WORKING DATA
= = = =

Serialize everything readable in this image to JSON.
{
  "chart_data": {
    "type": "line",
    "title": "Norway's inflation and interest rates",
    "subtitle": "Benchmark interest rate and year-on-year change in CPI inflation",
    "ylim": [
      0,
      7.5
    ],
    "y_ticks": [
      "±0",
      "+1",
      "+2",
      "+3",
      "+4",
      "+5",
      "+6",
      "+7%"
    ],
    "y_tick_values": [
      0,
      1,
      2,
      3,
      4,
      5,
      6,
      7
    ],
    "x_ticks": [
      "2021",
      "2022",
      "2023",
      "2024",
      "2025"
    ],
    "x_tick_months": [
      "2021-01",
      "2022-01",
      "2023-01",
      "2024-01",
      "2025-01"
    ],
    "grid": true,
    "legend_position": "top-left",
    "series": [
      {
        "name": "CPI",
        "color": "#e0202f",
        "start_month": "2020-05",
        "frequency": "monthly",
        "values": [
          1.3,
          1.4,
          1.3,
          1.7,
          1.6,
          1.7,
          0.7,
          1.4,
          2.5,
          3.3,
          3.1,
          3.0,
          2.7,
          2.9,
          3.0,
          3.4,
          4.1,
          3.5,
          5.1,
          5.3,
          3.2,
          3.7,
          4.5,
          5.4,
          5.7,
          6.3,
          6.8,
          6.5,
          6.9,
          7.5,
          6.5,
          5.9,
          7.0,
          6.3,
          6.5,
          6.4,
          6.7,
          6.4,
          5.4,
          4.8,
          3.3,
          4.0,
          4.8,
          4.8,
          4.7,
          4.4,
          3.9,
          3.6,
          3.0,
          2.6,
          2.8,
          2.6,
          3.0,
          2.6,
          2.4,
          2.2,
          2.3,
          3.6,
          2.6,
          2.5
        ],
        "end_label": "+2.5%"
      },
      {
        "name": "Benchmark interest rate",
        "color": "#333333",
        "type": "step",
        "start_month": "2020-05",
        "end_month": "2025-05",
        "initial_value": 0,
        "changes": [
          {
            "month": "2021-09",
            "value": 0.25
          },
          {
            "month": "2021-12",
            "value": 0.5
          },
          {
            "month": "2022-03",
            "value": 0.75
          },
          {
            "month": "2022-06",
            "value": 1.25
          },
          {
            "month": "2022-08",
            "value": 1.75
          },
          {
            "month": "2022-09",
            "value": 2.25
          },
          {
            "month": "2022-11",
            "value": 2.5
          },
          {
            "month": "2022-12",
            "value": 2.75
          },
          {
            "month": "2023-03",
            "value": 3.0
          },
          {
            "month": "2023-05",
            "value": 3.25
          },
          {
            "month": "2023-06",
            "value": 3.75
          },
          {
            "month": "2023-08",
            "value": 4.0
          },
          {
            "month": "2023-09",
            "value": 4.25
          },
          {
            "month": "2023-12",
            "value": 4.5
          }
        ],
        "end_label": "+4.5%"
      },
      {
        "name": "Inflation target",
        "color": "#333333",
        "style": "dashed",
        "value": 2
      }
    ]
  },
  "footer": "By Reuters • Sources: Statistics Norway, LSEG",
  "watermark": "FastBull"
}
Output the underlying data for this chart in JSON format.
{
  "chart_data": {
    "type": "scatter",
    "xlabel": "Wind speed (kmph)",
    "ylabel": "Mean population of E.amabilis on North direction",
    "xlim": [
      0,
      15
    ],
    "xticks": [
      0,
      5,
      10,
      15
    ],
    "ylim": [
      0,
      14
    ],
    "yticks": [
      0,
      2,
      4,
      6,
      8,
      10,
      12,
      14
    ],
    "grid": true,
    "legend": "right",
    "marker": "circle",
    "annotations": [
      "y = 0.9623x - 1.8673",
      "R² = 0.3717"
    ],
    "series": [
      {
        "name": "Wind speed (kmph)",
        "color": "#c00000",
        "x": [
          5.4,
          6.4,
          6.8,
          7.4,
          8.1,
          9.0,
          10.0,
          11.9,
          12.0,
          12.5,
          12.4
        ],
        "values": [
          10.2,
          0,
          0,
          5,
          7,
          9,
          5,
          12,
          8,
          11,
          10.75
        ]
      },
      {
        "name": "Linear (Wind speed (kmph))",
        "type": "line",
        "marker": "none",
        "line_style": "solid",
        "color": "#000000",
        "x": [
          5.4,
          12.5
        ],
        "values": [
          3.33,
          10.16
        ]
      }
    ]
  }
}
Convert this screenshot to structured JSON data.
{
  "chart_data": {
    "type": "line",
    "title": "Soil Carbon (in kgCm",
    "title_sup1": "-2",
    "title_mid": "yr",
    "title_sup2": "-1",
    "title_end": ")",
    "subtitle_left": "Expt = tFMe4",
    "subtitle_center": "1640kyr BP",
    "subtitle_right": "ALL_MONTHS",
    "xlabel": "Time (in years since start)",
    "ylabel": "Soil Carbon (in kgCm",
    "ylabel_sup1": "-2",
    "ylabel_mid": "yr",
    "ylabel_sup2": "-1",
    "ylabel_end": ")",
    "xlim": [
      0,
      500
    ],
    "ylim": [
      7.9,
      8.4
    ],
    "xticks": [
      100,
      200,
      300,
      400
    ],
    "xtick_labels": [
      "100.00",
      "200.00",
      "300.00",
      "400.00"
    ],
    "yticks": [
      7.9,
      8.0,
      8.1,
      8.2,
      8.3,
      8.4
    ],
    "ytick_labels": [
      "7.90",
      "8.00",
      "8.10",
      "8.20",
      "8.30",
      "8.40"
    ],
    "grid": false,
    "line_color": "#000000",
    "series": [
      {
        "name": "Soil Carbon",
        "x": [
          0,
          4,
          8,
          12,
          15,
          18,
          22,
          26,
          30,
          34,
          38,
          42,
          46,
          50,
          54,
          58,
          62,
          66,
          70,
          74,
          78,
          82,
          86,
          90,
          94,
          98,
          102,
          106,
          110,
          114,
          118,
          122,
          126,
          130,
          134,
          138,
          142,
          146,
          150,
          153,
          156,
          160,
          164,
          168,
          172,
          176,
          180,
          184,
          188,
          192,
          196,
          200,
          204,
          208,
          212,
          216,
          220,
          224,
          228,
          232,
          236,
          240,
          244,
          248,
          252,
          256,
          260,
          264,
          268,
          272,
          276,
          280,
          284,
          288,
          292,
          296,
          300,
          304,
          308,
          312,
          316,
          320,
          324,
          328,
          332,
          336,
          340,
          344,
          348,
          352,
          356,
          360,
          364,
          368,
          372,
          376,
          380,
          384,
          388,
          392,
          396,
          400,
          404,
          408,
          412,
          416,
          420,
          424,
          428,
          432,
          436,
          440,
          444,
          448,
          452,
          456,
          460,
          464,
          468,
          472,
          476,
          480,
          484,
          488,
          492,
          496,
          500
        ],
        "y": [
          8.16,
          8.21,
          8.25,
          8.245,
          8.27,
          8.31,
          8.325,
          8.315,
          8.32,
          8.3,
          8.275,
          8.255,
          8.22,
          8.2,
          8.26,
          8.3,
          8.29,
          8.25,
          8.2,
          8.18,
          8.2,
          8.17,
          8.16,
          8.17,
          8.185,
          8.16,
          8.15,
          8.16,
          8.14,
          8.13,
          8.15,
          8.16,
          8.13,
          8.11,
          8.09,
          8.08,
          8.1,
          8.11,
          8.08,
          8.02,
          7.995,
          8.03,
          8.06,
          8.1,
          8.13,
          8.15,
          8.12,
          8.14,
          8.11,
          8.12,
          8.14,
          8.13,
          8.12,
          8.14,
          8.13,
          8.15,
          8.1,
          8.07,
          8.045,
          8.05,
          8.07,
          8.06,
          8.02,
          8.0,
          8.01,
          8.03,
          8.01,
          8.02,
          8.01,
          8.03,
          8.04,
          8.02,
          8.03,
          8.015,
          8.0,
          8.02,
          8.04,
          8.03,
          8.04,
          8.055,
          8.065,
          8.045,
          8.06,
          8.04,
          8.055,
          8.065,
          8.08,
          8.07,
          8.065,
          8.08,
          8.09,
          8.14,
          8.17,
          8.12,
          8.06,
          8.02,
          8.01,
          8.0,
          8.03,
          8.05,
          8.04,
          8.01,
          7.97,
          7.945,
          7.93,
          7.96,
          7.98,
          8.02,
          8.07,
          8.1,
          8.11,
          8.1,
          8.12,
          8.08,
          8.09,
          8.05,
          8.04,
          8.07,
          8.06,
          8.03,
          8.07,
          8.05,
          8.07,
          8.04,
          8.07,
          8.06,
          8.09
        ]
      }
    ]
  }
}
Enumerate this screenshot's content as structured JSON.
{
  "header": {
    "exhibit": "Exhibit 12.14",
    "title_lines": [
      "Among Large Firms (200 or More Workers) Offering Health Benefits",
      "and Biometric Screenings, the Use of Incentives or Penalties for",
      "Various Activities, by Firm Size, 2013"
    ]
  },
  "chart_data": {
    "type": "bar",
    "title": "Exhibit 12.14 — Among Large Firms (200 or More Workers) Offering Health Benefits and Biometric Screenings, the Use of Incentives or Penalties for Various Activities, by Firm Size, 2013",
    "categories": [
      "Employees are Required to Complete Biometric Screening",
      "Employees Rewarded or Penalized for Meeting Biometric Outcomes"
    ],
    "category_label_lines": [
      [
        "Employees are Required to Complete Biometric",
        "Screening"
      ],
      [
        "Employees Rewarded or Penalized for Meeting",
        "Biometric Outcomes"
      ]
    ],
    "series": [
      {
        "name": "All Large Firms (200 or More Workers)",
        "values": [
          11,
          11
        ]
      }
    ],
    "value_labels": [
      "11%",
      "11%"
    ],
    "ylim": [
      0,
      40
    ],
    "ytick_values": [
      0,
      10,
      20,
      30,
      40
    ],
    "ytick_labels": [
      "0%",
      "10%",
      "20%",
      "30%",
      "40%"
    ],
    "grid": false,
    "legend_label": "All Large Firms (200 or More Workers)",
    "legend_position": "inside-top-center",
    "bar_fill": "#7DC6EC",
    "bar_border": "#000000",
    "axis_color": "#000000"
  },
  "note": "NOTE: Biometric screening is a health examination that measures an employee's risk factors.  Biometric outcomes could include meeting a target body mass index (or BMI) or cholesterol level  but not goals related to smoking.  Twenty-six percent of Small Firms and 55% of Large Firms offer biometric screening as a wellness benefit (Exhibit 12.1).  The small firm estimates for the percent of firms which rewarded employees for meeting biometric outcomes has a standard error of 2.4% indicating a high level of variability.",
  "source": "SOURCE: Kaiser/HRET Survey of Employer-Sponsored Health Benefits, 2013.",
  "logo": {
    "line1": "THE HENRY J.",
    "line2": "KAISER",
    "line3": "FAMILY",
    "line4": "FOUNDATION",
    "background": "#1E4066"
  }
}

= = = =

REQUEST
Look through the data and show every line containing "name".

ANSWER TO THE EXERCISE
        "name": "CPI",
        "name": "Benchmark interest rate",
        "name": "Inflation target",
        "name": "Wind speed (kmph)",
        "name": "Linear (Wind speed (kmph))",
        "name": "Soil Carbon",
        "name": "All Large Firms (200 or More Workers)",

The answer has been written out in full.